» Passage provided

Begin

Command (m for help): i
No partition is defined yet!
Command (m for help): q
So I started to suspect that something is problematic with the persistent name being a symlink. Since I have no experience with Piraeus/Linstor device migration if it's possible or not, I removed everything from the cluster that is related to these, removed all etcd host path volumes, and cleaned up the cluster. Then I re-deployed the Piraeus operator with just the following change in the Helm values:
storagePools:
lvmThinPools:
- devicePaths:
- - /dev/disk/by-id/scsi-0QEMU_QEMU_HARDDISK_drive-scsi1
+ - /dev/sdb
name: lvm-thin
thinVolume: thinpool
volumeGroup: ""
And it now works fine, all statuses are green:
$ linstor storage-pool l
╭───────────────────────────────────────────────────────────────────────────────────────────────────────────────────────────╮
┊ StoragePool ┊ Node ┊ Driver ┊ PoolName ┊ FreeCapacity ┊ TotalCapacity ┊ CanSnapshots ┊ State ┊
╞═══════════════════════════════════════════════════════════════════════════════════════════════════════════════════════════╡
┊ DfltDisklessStorPool ┊ node1 ┊ DISKLESS ┊ ┊ ┊ ┊ False ┊ Ok ┊
┊ DfltDisklessStorPool ┊ node2 ┊ DISKLESS ┊ ┊ ┊ ┊ False ┊ Ok ┊
┊ DfltDisklessStorPool ┊ node3 ┊ DISKLESS ┊ ┊ ┊ ┊ False ┊ Ok ┊
┊ lvm-thin ┊ node1 ┊ LVM_THIN ┊ linstor_thinpool/thinpool ┊ 7.98 GiB ┊ 7.98 GiB ┊ True ┊ Ok ┊
┊ lvm-thin ┊ node2 ┊ LVM_THIN ┊ linstor_thinpool/thinpool ┊ 7.98 GiB ┊ 7.98 GiB ┊ True ┊ Ok ┊
┊ lvm-thin ┊ node3 ┊ LVM_THIN ┊ linstor_thinpool/thinpool ┊ 7.98 GiB ┊ 7.98 GiB ┊ True ┊ Ok ┊
╰───────────────────────────────────────────────────────────────────────────────────────────────────────────────────────────╯
A minor note that after the statuses had become green, I also needed to modify the storagePool option of the StorageClass from thinpool to lvm-thin to make PVC provisioning work but I think it's not related to the failed device preparation.
Thank you for reporting this issue.
You are right in your suspicion that symlinks don't work.
If a storage pool does not exist on a node, it will try to:
- Check the output of
linstor physical-storage listand check if a matching device(s) is/are listed for the current node. If it is, it will uselinstor physical-storage create-device-pool ...to prepare the device(s). - If no matching device(s) were found in the list, the operator assumes that the LVM pools are already present. In that case, the operator will call
linstor storage-pool create ...with the assumption that LVM metadata already exists.

End

» Material provided
Begin

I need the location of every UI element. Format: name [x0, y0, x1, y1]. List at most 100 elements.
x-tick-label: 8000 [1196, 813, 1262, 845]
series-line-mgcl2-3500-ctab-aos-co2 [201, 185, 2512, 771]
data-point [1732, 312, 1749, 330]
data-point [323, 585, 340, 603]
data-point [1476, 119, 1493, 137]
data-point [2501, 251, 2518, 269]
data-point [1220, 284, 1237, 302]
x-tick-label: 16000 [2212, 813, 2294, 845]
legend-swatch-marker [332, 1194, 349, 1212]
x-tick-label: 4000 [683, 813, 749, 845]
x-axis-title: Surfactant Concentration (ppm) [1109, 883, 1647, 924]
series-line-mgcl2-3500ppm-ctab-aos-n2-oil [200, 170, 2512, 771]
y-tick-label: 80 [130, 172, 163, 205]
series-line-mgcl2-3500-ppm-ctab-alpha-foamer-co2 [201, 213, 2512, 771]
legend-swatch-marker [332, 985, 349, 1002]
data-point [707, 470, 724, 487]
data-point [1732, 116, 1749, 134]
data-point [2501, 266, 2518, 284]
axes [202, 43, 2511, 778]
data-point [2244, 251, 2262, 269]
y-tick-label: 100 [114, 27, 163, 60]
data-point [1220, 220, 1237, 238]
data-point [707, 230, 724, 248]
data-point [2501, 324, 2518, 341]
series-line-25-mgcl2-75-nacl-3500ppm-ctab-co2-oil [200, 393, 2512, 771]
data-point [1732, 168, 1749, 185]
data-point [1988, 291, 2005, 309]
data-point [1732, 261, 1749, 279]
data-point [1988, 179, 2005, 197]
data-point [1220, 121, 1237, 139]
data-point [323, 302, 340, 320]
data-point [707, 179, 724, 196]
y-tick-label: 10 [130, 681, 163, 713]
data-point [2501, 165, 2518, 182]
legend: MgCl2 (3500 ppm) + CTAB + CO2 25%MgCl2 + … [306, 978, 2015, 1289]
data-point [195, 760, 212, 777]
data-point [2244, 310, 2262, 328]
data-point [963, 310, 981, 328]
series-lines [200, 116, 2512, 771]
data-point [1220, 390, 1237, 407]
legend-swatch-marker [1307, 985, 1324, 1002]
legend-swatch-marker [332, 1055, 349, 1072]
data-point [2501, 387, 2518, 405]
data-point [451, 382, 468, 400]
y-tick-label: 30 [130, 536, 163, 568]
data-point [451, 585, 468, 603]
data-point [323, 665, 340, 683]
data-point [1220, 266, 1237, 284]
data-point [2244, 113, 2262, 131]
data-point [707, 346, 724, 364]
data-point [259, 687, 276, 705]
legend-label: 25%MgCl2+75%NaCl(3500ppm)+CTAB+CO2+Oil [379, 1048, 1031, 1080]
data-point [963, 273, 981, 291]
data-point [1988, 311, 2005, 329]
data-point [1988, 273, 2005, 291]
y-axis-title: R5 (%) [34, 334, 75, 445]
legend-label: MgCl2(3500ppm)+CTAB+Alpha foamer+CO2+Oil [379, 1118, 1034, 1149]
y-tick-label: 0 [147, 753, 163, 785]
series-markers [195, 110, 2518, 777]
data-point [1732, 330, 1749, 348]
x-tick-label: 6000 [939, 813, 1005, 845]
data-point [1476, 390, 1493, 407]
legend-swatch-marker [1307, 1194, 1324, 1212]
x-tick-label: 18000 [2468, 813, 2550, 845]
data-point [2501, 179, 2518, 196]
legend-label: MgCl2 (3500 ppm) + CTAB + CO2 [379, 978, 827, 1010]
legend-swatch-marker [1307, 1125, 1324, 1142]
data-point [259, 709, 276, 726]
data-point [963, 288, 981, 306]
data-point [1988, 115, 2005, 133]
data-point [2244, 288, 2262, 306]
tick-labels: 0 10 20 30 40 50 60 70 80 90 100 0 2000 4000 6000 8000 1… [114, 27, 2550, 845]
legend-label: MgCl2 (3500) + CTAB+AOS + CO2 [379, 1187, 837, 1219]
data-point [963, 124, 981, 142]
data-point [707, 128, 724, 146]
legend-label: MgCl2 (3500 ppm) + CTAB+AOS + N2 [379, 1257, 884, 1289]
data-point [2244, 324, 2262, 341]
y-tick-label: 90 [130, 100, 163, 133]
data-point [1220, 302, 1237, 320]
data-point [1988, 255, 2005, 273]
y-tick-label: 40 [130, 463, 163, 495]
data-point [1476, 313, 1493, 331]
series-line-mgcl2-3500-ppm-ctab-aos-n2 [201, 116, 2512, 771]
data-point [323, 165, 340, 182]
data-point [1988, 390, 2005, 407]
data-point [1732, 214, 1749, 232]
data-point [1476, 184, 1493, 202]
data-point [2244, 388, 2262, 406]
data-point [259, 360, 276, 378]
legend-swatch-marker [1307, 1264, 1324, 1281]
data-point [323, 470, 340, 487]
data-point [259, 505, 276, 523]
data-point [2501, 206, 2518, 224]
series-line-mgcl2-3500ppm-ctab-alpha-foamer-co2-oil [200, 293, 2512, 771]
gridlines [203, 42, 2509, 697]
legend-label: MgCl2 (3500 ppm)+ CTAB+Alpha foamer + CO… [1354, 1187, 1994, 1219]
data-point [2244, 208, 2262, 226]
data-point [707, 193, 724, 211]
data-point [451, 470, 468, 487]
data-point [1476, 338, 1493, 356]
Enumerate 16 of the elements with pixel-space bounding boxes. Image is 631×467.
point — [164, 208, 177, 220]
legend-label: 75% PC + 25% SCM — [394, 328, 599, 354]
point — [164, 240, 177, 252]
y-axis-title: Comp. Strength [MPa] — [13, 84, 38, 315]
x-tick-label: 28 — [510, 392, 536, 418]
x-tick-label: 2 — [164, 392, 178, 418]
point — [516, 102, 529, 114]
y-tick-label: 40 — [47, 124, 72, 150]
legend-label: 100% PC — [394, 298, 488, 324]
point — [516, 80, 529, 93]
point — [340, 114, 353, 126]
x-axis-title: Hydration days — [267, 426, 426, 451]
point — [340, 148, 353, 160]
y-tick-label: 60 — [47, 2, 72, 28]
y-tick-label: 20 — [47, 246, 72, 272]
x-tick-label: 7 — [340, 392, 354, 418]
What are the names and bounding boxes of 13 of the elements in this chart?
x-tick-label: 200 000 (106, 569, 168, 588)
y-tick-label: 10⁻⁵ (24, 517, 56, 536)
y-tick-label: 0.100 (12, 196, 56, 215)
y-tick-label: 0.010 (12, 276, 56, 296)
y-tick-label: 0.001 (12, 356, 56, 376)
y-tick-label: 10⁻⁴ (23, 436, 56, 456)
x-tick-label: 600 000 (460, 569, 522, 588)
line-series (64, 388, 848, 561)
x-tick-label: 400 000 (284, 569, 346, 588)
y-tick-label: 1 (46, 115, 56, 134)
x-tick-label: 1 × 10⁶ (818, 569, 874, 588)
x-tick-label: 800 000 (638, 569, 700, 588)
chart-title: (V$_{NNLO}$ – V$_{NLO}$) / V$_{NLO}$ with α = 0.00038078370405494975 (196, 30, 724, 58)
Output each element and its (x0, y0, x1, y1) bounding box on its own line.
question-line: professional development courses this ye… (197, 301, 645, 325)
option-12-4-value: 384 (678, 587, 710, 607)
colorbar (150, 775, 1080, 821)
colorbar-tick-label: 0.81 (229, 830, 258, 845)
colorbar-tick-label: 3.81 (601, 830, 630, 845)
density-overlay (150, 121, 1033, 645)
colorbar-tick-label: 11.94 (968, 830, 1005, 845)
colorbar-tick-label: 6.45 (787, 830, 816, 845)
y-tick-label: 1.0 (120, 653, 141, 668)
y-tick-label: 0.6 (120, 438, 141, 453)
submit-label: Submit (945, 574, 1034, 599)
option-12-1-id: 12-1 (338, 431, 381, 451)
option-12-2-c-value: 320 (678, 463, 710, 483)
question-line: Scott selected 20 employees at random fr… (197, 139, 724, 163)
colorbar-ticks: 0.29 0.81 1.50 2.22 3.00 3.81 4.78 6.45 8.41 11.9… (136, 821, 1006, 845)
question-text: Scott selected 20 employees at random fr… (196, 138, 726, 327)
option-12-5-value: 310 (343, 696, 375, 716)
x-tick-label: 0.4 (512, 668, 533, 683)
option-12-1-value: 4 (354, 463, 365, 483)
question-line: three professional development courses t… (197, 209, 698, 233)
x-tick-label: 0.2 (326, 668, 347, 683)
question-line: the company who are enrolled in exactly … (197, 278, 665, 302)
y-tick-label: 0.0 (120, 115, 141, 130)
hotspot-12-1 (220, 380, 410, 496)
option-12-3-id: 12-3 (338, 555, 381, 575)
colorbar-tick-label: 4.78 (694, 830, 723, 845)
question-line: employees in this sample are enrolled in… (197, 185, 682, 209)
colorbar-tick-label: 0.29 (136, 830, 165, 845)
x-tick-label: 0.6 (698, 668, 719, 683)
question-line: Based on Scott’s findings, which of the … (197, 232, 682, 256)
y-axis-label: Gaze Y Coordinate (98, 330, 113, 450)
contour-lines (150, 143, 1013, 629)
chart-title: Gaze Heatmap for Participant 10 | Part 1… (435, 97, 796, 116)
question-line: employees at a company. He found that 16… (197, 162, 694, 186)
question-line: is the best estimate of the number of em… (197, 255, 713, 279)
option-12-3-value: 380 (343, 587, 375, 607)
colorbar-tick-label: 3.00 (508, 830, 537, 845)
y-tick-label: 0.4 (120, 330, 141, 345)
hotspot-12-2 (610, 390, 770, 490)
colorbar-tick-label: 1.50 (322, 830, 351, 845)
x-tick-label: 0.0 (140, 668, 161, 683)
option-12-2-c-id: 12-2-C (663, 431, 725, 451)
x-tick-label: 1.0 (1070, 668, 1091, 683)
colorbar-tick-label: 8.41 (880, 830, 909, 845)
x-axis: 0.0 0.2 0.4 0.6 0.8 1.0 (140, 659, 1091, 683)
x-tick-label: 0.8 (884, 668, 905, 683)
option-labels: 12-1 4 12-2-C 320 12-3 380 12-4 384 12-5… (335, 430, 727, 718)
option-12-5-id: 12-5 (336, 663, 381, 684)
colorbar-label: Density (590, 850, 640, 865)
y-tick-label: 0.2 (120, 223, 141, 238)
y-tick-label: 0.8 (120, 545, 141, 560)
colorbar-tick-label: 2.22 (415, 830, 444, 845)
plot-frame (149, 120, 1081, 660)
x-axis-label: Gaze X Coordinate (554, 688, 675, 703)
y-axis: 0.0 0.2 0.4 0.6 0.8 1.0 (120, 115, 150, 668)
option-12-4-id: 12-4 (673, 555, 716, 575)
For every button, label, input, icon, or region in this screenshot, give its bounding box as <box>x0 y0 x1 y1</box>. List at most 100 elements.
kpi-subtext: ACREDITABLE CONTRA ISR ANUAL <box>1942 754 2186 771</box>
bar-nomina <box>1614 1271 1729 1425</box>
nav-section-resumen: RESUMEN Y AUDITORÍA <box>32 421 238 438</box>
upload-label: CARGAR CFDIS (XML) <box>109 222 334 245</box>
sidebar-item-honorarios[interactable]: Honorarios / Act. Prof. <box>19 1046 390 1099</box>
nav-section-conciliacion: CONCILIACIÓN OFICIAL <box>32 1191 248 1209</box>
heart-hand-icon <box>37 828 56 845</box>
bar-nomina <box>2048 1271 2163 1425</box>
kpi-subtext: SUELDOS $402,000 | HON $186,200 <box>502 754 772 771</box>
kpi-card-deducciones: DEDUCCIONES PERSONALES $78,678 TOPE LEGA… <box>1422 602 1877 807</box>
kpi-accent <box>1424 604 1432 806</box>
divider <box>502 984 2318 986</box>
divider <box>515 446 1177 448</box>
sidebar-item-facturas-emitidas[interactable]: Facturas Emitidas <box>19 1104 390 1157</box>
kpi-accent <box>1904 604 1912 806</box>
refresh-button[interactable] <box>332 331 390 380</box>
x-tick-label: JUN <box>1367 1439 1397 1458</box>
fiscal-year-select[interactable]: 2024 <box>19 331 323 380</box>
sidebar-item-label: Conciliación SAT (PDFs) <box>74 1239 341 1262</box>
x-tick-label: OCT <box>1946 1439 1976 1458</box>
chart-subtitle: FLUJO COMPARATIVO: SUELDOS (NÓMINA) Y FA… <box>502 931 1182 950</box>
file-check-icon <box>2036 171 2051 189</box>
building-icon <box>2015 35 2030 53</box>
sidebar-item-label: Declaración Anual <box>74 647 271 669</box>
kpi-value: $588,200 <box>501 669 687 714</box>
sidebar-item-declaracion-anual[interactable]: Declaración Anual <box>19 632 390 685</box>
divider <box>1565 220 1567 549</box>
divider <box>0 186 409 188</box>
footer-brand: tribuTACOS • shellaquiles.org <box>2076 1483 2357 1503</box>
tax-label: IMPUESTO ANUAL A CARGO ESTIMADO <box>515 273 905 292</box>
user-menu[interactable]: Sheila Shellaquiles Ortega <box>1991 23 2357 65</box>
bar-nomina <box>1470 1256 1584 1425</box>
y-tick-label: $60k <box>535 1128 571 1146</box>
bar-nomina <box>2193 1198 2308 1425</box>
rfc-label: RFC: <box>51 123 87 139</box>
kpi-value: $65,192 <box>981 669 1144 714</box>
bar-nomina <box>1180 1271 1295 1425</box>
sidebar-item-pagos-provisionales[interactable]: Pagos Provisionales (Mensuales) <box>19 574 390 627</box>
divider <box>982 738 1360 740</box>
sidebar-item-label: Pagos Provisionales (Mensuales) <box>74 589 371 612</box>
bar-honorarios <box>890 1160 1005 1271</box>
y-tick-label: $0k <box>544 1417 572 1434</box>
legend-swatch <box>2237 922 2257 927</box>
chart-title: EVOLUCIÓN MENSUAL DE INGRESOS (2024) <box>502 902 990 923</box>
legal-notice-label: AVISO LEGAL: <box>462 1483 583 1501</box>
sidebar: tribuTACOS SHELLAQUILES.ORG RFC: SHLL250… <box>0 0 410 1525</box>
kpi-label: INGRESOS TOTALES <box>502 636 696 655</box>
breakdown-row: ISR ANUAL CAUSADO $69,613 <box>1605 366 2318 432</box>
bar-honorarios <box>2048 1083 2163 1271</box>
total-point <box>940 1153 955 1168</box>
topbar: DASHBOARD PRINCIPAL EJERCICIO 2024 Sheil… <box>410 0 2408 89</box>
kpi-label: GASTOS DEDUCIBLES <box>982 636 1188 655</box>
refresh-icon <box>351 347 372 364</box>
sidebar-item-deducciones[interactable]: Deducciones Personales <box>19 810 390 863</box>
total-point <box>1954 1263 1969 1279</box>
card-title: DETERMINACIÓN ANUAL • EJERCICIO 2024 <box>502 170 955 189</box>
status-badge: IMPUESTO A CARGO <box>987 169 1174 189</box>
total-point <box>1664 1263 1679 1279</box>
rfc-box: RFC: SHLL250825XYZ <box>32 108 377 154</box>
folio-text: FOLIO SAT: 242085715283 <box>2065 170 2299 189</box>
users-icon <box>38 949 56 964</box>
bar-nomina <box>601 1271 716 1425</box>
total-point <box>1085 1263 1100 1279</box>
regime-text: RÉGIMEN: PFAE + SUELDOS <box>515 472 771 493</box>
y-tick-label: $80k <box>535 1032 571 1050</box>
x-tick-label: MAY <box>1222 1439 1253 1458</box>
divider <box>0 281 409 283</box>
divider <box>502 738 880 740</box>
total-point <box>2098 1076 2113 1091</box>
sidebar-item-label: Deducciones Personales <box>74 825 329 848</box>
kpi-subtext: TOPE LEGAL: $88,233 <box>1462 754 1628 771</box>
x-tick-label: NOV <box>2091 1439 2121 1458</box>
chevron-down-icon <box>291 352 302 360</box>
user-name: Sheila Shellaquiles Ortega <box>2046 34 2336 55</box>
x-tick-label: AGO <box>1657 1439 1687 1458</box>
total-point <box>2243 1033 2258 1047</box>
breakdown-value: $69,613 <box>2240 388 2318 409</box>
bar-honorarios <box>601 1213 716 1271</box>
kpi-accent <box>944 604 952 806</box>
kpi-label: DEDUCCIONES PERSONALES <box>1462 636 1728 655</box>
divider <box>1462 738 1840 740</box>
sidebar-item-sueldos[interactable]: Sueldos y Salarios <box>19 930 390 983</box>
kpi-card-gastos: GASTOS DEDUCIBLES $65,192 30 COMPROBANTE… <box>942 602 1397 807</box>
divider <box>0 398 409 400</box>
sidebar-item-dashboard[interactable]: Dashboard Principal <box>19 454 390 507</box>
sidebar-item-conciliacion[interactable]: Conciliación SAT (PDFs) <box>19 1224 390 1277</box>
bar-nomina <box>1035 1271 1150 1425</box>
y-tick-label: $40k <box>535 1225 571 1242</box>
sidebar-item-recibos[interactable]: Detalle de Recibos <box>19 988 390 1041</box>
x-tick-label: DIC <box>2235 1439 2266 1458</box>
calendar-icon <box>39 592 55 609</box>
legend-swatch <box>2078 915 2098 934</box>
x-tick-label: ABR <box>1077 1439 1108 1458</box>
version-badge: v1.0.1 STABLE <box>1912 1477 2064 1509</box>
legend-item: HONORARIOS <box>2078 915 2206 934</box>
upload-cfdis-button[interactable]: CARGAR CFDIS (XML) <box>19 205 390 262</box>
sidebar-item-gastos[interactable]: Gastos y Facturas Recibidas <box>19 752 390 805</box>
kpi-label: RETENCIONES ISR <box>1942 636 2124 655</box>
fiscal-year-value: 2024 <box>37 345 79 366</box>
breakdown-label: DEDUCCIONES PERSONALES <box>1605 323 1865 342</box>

End

» Problems to work on
**1)** Reproduce the passage of the forum thread about Piraeus storage pools starting with "You are right" and going on through "metadata already exists.".
**2)** In the forum thread about Piraeus storage pools, list every column heading of the storage pool table produced by the `linstor storage-pool l` command.

» Response list
**1)**
You are right in your suspicion that symlinks don't work.
If a storage pool does not exist on a node, it will try to:
- Check the output of
linstor physical-storage listand check if a matching device(s) is/are listed for the current node. If it is, it will uselinstor physical-storage create-device-pool ...to prepare the device(s). - If no matching device(s) were found in the list, the operator assumes that the LVM pools are already present. In that case, the operator will call
linstor storage-pool create ...with the assumption that LVM metadata already exists.

**2)**
- StoragePool
- Node
- Driver
- PoolName
- FreeCapacity
- TotalCapacity
- CanSnapshots
- State